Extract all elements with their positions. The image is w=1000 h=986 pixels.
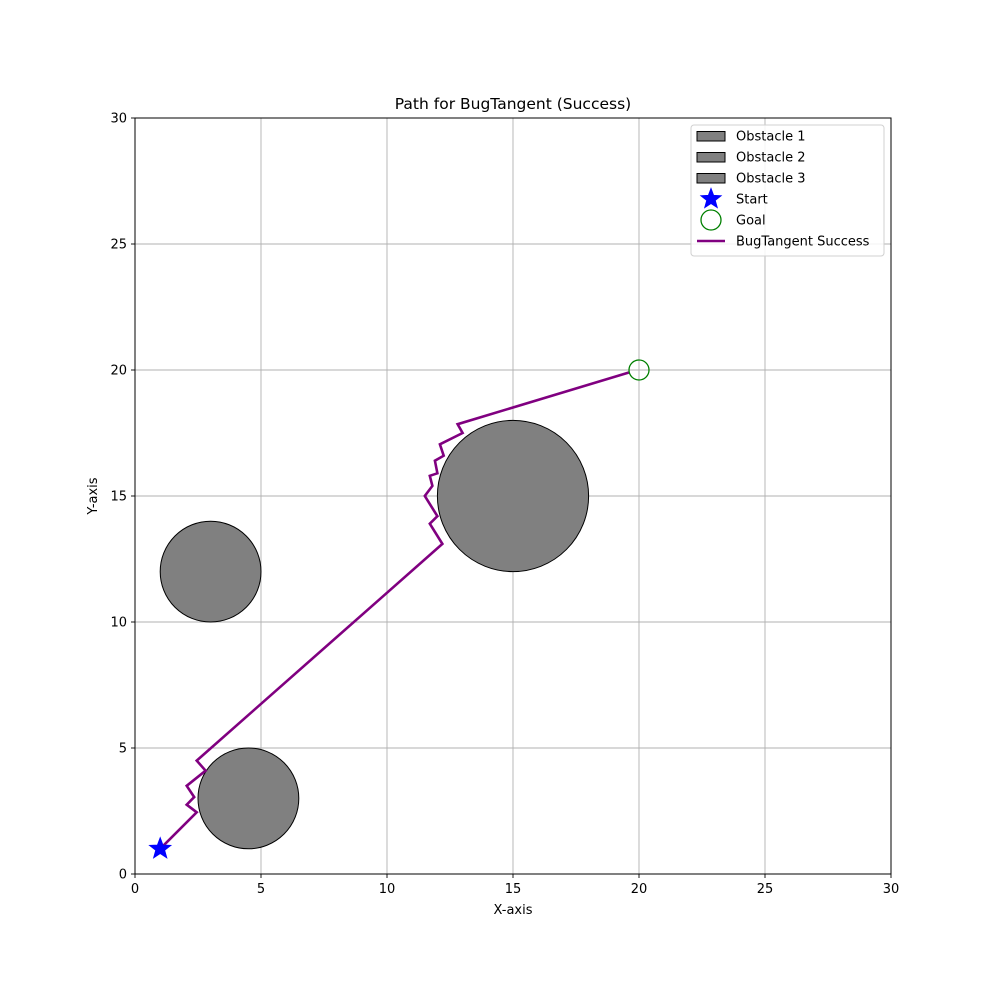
legend-star-marker <box>699 187 723 209</box>
markers <box>148 359 650 859</box>
x-tick-label: 20 <box>631 882 648 897</box>
y-tick-label: 25 <box>110 238 127 253</box>
obstacle-1 <box>197 747 300 850</box>
x-tick-label: 30 <box>883 882 900 897</box>
x-tick-label: 15 <box>505 882 522 897</box>
legend-label: Goal <box>736 214 766 229</box>
obstacle-2 <box>159 520 262 623</box>
legend-label: BugTangent Success <box>736 235 870 250</box>
x-tick-label: 0 <box>131 882 139 897</box>
chart-title: Path for BugTangent (Success) <box>395 95 631 113</box>
x-tick-label: 5 <box>257 882 265 897</box>
path-layer <box>159 371 630 850</box>
obstacles <box>159 419 590 850</box>
x-tick-label: 25 <box>757 882 774 897</box>
y-tick-label: 0 <box>119 868 127 883</box>
goal-marker <box>628 359 650 381</box>
legend-patch <box>696 131 726 142</box>
y-tick-label: 5 <box>119 742 127 757</box>
legend-patch <box>696 152 726 163</box>
y-axis-label: Y-axis <box>86 477 101 515</box>
y-tick-label: 10 <box>110 616 127 631</box>
legend-label: Obstacle 1 <box>736 130 805 145</box>
start-marker <box>148 836 173 859</box>
y-tick-label: 30 <box>110 112 127 127</box>
y-tick-label: 15 <box>110 490 127 505</box>
legend-label: Start <box>736 193 768 208</box>
ticks: 0 5 10 15 20 25 30 0 5 10 15 20 25 30 <box>110 112 899 898</box>
y-tick-label: 20 <box>110 364 127 379</box>
legend-patch <box>696 173 726 184</box>
x-tick-label: 10 <box>379 882 396 897</box>
legend-label: Obstacle 3 <box>736 172 805 187</box>
legend-label: Obstacle 2 <box>736 151 805 166</box>
legend: Obstacle 1 Obstacle 2 Obstacle 3 Start Goal B… <box>690 124 885 257</box>
x-axis-label: X-axis <box>494 903 533 918</box>
legend-circle-marker <box>700 209 722 231</box>
obstacle-3 <box>436 419 590 573</box>
legend-box <box>690 124 885 257</box>
path-line <box>159 371 630 850</box>
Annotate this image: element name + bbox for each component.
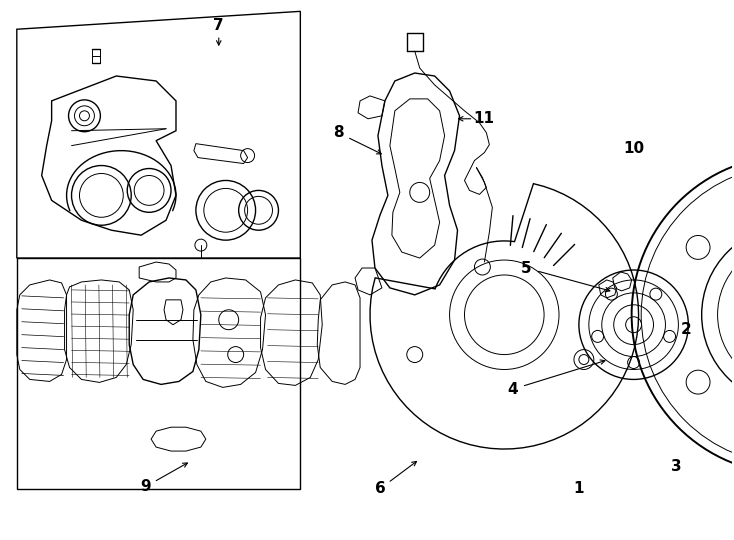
Text: 11: 11 (473, 111, 494, 126)
Text: 7: 7 (214, 18, 224, 33)
Text: 6: 6 (374, 481, 385, 496)
Text: 5: 5 (521, 260, 531, 275)
Text: 10: 10 (623, 141, 644, 156)
Text: 3: 3 (671, 460, 682, 475)
Text: 8: 8 (333, 125, 344, 140)
Text: 4: 4 (507, 382, 517, 397)
Text: 2: 2 (681, 322, 691, 337)
Text: 1: 1 (574, 481, 584, 496)
Text: 9: 9 (140, 480, 150, 495)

______

● Job
Could you rewrite the data from its start through the line that contains "Annotate this image: element", replacing "legend-label" with "legend-text" everywhere and leaving all else unchanged, and without the pictures?

● The reply
Extract all elements with their positions. The image is w=1000 h=986 pixels.
legend-star-marker <box>699 187 723 209</box>
markers <box>148 359 650 859</box>
x-tick-label: 20 <box>631 882 648 897</box>
y-tick-label: 25 <box>110 238 127 253</box>
obstacle-1 <box>197 747 300 850</box>
x-tick-label: 30 <box>883 882 900 897</box>
x-tick-label: 15 <box>505 882 522 897</box>
legend-text: Goal <box>736 214 766 229</box>
obstacle-2 <box>159 520 262 623</box>
legend-text: BugTangent Success <box>736 235 870 250</box>
x-tick-label: 0 <box>131 882 139 897</box>
chart-title: Path for BugTangent (Success) <box>395 95 631 113</box>
x-tick-label: 5 <box>257 882 265 897</box>
path-layer <box>159 371 630 850</box>
obstacles <box>159 419 590 850</box>
x-tick-label: 25 <box>757 882 774 897</box>
y-tick-label: 0 <box>119 868 127 883</box>
goal-marker <box>628 359 650 381</box>
legend-patch <box>696 131 726 142</box>
y-tick-label: 5 <box>119 742 127 757</box>
legend-patch <box>696 152 726 163</box>
y-axis-label: Y-axis <box>86 477 101 515</box>
y-tick-label: 10 <box>110 616 127 631</box>
legend-text: Obstacle 1 <box>736 130 805 145</box>
start-marker <box>148 836 173 859</box>
y-tick-label: 30 <box>110 112 127 127</box>
y-tick-label: 15 <box>110 490 127 505</box>
legend-text: Start <box>736 193 768 208</box>
ticks: 0 5 10 15 20 25 30 0 5 10 15 20 25 30 <box>110 112 899 898</box>
y-tick-label: 20 <box>110 364 127 379</box>
legend-patch <box>696 173 726 184</box>
x-tick-label: 10 <box>379 882 396 897</box>
legend-text: Obstacle 3 <box>736 172 805 187</box>
legend-text: Obstacle 2 <box>736 151 805 166</box>
legend: Obstacle 1 Obstacle 2 Obstacle 3 Start Goal B… <box>690 124 885 257</box>
x-axis-label: X-axis <box>494 903 533 918</box>
legend-circle-marker <box>700 209 722 231</box>
obstacle-3 <box>436 419 590 573</box>
legend-box <box>690 124 885 257</box>
path-line <box>159 371 630 850</box>
Annotate this image: element name + bbox for each component.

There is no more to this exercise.